▶ [WHAT THIS TASK INVOLVES] Lines containing the word "Bridging" are to be counted; state their number and nothing further.

======== PROVIDED ENTRIES ========

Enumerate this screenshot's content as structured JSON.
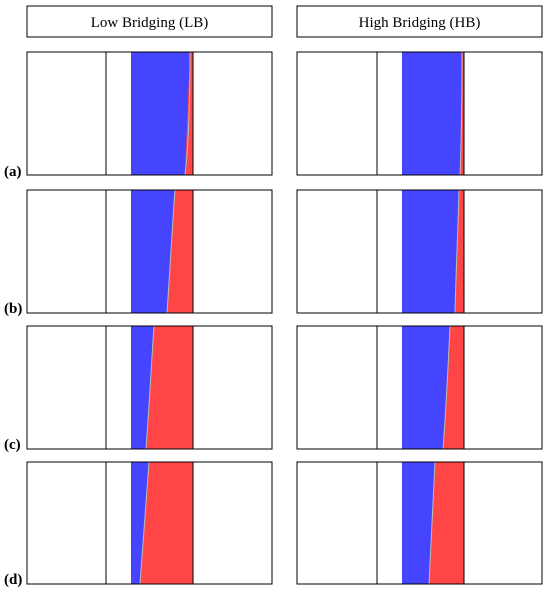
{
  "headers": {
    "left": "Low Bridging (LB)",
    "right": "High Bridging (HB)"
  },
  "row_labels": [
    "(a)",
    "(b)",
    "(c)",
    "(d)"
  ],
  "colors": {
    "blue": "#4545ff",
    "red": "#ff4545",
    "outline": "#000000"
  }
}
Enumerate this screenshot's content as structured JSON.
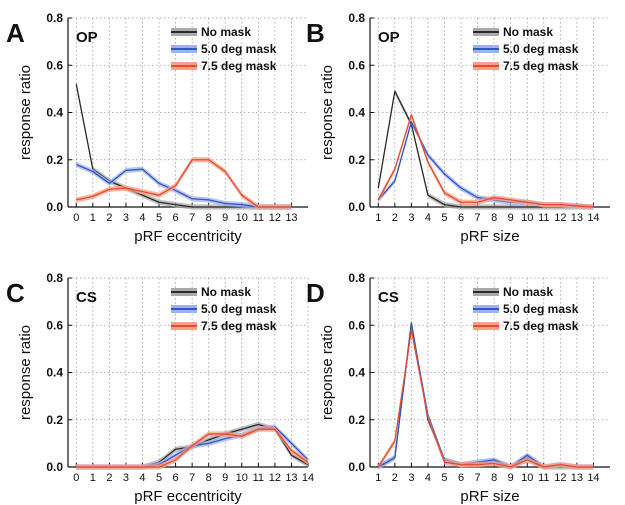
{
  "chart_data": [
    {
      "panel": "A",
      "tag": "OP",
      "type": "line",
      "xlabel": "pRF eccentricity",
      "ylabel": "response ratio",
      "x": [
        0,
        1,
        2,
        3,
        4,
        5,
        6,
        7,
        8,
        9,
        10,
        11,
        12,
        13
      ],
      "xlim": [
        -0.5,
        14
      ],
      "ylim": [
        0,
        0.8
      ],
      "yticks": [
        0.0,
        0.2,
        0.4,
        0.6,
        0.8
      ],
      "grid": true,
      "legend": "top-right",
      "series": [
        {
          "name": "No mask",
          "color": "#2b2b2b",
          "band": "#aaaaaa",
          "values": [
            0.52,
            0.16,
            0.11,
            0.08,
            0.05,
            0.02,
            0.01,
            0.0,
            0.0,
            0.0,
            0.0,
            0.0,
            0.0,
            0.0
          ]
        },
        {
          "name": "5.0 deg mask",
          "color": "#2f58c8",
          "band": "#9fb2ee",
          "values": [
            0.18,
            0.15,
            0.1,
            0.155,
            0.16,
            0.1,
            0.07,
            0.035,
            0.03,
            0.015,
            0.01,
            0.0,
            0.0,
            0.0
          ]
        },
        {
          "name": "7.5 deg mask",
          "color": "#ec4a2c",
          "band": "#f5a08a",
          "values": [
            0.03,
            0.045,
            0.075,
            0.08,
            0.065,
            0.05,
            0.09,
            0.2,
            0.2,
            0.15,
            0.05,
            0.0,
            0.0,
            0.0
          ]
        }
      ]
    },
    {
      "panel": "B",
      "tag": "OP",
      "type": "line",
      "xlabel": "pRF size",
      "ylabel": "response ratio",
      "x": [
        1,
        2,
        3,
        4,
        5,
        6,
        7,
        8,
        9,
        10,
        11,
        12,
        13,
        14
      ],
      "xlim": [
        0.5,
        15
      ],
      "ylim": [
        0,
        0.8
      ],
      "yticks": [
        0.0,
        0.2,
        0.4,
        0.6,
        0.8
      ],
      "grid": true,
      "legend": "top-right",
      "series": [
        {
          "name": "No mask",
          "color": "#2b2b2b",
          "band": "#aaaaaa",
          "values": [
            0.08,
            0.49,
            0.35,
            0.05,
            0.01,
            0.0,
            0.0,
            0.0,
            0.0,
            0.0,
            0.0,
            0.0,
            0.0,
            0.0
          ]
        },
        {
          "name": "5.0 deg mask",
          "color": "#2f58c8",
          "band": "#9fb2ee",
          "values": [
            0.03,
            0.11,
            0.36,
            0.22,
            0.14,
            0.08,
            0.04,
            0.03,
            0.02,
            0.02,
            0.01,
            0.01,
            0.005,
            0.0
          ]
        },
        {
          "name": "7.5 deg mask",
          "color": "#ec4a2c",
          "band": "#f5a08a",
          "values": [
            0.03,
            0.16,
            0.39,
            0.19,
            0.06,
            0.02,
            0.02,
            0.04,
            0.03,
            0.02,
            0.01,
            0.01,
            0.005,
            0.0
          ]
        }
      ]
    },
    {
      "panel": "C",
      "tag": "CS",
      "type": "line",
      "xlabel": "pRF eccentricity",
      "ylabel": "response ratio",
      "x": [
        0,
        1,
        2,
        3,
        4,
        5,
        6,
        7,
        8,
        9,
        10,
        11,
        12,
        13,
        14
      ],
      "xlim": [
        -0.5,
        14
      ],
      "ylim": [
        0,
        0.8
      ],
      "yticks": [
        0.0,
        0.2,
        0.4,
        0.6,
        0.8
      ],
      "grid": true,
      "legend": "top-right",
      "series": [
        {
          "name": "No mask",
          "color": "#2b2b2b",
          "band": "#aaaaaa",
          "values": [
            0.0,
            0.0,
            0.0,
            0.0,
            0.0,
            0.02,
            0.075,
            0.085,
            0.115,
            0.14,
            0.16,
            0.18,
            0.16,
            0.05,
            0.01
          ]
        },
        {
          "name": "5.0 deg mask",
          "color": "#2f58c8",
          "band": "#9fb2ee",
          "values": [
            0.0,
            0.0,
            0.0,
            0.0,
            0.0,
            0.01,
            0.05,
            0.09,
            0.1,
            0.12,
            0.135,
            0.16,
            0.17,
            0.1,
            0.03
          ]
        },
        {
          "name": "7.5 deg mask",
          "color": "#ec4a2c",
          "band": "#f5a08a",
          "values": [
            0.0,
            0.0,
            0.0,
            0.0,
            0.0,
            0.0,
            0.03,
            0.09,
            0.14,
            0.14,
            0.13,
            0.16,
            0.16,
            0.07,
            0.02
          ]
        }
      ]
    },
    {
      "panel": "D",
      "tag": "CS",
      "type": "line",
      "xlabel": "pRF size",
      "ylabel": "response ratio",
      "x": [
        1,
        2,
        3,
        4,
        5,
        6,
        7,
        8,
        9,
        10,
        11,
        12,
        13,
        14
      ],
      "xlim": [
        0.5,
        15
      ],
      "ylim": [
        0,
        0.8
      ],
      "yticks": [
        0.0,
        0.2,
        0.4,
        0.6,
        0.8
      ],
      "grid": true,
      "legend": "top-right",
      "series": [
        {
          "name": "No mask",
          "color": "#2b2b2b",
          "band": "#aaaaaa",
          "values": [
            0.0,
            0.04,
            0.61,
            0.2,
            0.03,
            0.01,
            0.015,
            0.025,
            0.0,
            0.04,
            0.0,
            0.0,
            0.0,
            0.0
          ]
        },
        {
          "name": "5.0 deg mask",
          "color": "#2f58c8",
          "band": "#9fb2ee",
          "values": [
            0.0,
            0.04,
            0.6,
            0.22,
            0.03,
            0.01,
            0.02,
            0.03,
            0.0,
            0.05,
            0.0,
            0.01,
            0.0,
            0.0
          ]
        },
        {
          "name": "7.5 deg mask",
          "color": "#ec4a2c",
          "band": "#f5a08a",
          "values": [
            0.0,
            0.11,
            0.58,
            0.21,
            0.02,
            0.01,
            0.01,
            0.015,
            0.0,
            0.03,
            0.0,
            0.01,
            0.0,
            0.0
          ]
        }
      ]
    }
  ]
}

========

▶ [COMPLETED TASK] 2